━━━ TEXTO FORNECIDO ━━━

Faz sentido seguir falando sobre violência contra mulheres?

Recentemente, veio a público a notícia de que o presidente argentino em exercício tem como proposta a retirada do crime de feminicídio do Código Penal do país que nos avizinha, a pretexto de promover mais igualdade. O mandatário alega que a criminalização institui tratamentos diversos entre homens e mulheres.

Neste mês de março, em que a comunidade internacional se mobiliza para pautar a defesa de direitos das mulheres, parece ainda necessário pensar se faz sentido seguir falando, debatendo e reivindicando intervenções (políticas, normativas, culturais, educativas, etc.) de enfrentamento à violência contra mulheres? Haveria outras pautas mais imediatas e necessárias? Já superamos a urgência do debate relativo ao tema, devendo então investir em outras demandas?

Por aqui, nossa trama normativa vem sendo crescentemente aparelhada com dispositivos para punir (sobretudo criminalmente) a prática de violências diversas contra mulheres. Oportunamente, já discutimos a dicotomia entre o papel simbólico do sistema de justiça criminal e sua importância operacional, ao viabilizar orçamentos, protocolos e mecanismos concretos de enfrentamento à violência. De fato, a criminalização das diversas formas de violências contra mulheres levanta uma série de críticas coerentes. Porém, seu uso tem sido estrategicamente importante em muitos contextos; tanto que, em 2015, quando o Brasil adotou a primeira lei federal para criminalizar a prática do chamado feminicídio, o fez por determinação da ONU mulheres, justamente porque o restante da América Latina e do Caribe já tinha dado esse passo.

━━━ CONJUNTO DE DADOS ━━━

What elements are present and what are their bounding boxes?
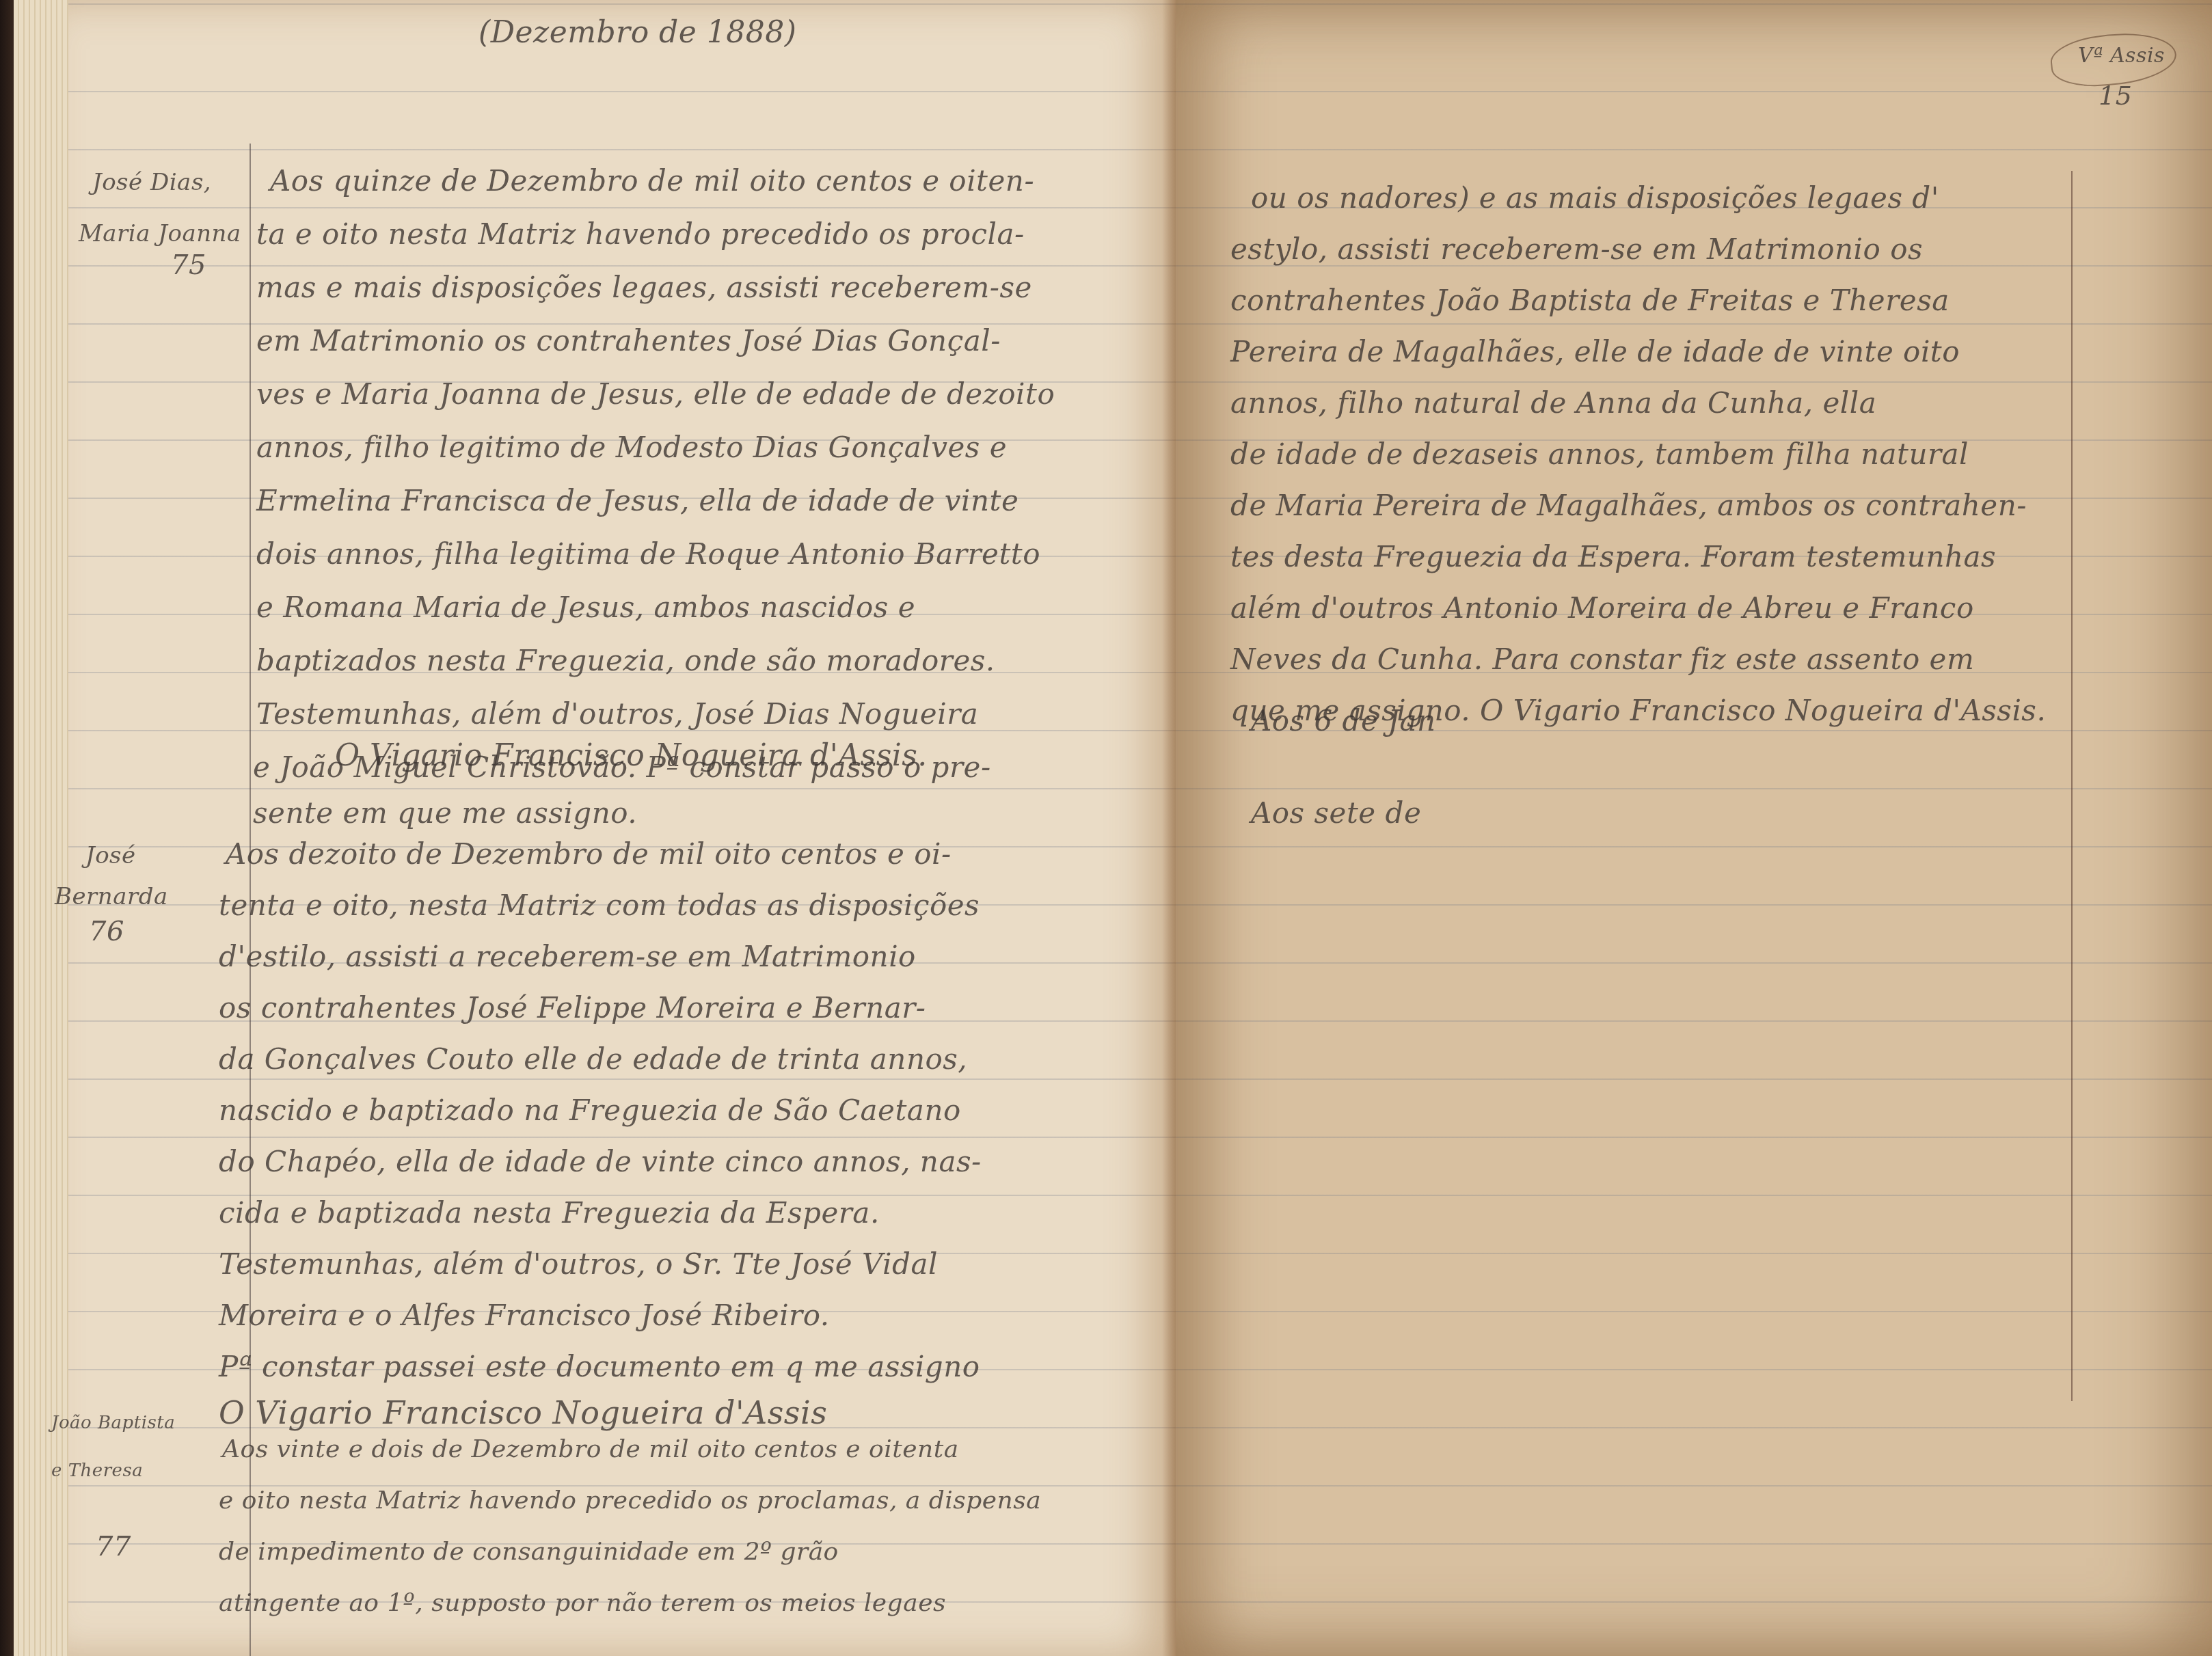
entry-76-line: os contrahentes José Felippe Moreira e B… bbox=[219, 991, 926, 1024]
entry-75-margin-name-1: José Dias, bbox=[92, 154, 211, 211]
right-continuation-line: Pereira de Magalhães, elle de idade de v… bbox=[1230, 335, 1960, 368]
entry-76-number: 76 bbox=[89, 916, 124, 947]
entry-76-signature: O Vigario Francisco Nogueira d'Assis bbox=[219, 1394, 827, 1431]
entry-77-line: atingente ao 1º, supposto por não terem … bbox=[219, 1589, 946, 1617]
right-continuation-line: contrahentes João Baptista de Freitas e … bbox=[1230, 284, 1950, 317]
entry-76-line: tenta e oito, nesta Matriz com todas as … bbox=[219, 888, 980, 922]
entry-75-line: em Matrimonio os contrahentes José Dias … bbox=[256, 324, 1001, 357]
entry-76-line: Aos dezoito de Dezembro de mil oito cent… bbox=[226, 837, 952, 871]
entry-75-line: Ermelina Francisca de Jesus, ella de ida… bbox=[256, 484, 1019, 517]
entry-75-line: baptizados nesta Freguezia, onde são mor… bbox=[256, 644, 995, 677]
entry-76-line: da Gonçalves Couto elle de edade de trin… bbox=[219, 1042, 967, 1076]
entry-75-line: Testemunhas, além d'outros, José Dias No… bbox=[256, 697, 978, 731]
entry-77-line: Aos vinte e dois de Dezembro de mil oito… bbox=[222, 1435, 959, 1463]
entry-75-line: ta e oito nesta Matriz havendo precedido… bbox=[256, 217, 1025, 251]
right-continuation-line: Neves da Cunha. Para constar fiz este as… bbox=[1230, 642, 1974, 676]
right-continuation-line: estylo, assisti receberem-se em Matrimon… bbox=[1230, 232, 1923, 266]
page-number: 15 bbox=[2099, 81, 2132, 111]
entry-76-line: nascido e baptizado na Freguezia de São … bbox=[219, 1094, 961, 1127]
header-date: (Dezembro de 1888) bbox=[478, 15, 796, 50]
entry-77-number: 77 bbox=[96, 1531, 131, 1562]
right-continuation-line: ou os nadores) e as mais disposições leg… bbox=[1251, 181, 1939, 215]
right-continuation-line: annos, filho natural de Anna da Cunha, e… bbox=[1230, 386, 1876, 420]
right-margin-rule bbox=[2071, 171, 2073, 1401]
right-continuation-line: tes desta Freguezia da Espera. Foram tes… bbox=[1230, 540, 1996, 573]
entry-75-line: sente em que me assigno. bbox=[253, 796, 637, 830]
entry-76-line: Testemunhas, além d'outros, o Sr. Tte Jo… bbox=[219, 1247, 938, 1281]
right-continuation-line: de Maria Pereira de Magalhães, ambos os … bbox=[1230, 489, 2027, 522]
entry-75-line: dois annos, filha legitima de Roque Anto… bbox=[256, 537, 1040, 571]
parish-stamp-text: Vª Assis bbox=[2078, 44, 2165, 68]
right-continuation-line: de idade de dezaseis annos, tambem filha… bbox=[1230, 437, 1969, 471]
entry-76-line: d'estilo, assisti a receberem-se em Matr… bbox=[219, 940, 916, 973]
right-continuation-line: além d'outros Antonio Moreira de Abreu e… bbox=[1230, 591, 1974, 625]
entry-77-line: e oito nesta Matriz havendo precedido os… bbox=[219, 1487, 1041, 1515]
entry-75-line: ves e Maria Joanna de Jesus, elle de eda… bbox=[256, 377, 1055, 411]
entry-75-margin-name-2: Maria Joanna bbox=[79, 205, 241, 262]
entry-75-line: annos, filho legitimo de Modesto Dias Go… bbox=[256, 431, 1007, 464]
entry-76-line: cida e baptizada nesta Freguezia da Espe… bbox=[219, 1196, 880, 1230]
incomplete-entry: Aos sete de bbox=[1251, 796, 1421, 830]
entry-75-line: Aos quinze de Dezembro de mil oito cento… bbox=[270, 164, 1034, 198]
entry-77-line: de impedimento de consanguinidade em 2º … bbox=[219, 1538, 839, 1566]
incomplete-entry: Aos 6 de Jan bbox=[1251, 704, 1436, 737]
entry-77-margin-name-2: e Theresa bbox=[51, 1442, 143, 1499]
entry-76-line: Pª constar passei este documento em q me… bbox=[219, 1350, 980, 1383]
entry-75-line: mas e mais disposições legaes, assisti r… bbox=[256, 271, 1032, 304]
entry-75-signature: O Vigario Francisco Nogueira d'Assis. bbox=[335, 738, 928, 773]
entry-76-line: do Chapéo, ella de idade de vinte cinco … bbox=[219, 1145, 982, 1178]
entry-75-number: 75 bbox=[171, 249, 206, 281]
entry-75-line: e Romana Maria de Jesus, ambos nascidos … bbox=[256, 591, 915, 624]
entry-76-line: Moreira e o Alfes Francisco José Ribeiro… bbox=[219, 1299, 830, 1332]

━━━

▶ _TAREFAS PROPOSTAS_
• a. Traduza para o inglês esta frase do texto fornecido: "O mandatário alega que a criminalização institui tratamentos diversos entre homens e mulheres."
• b. Reescreva de forma mais curta o parágrafo do texto fornecido que começa com "Por aqui, nossa trama normativa", mantendo os fatos principais.
• c. Responda com base no texto fornecido:
(i) Qual crime o presidente argentino propõe retirar do Código Penal?
(ii) Em que mês, segundo o texto, a comunidade internacional se mobiliza pela defesa dos direitos das mulheres?
(iii) Em que ano o Brasil adotou a primeira lei federal para criminalizar o feminicídio?

▶ _RESPOSTAS DADAS_
• a. The head of state claims that criminalization establishes different treatment for men and women.

• b. No Brasil, as normas têm recebido cada vez mais dispositivos para punir, sobretudo criminalmente, as violências contra mulheres. O sistema de justiça criminal tem um papel simbólico e uma importância operacional, pois viabiliza orçamentos, protocolos e mecanismos de enfrentamento. A criminalização sofre críticas coerentes, mas tem sido estrategicamente importante. Em 2015, o Brasil adotou a primeira lei federal sobre feminicídio por determinação da ONU mulheres, porque o restante da América Latina e do Caribe já tinha dado esse passo.

• c.
(i) O crime de feminicídio.
(ii) Em março.
(iii) Em 2015.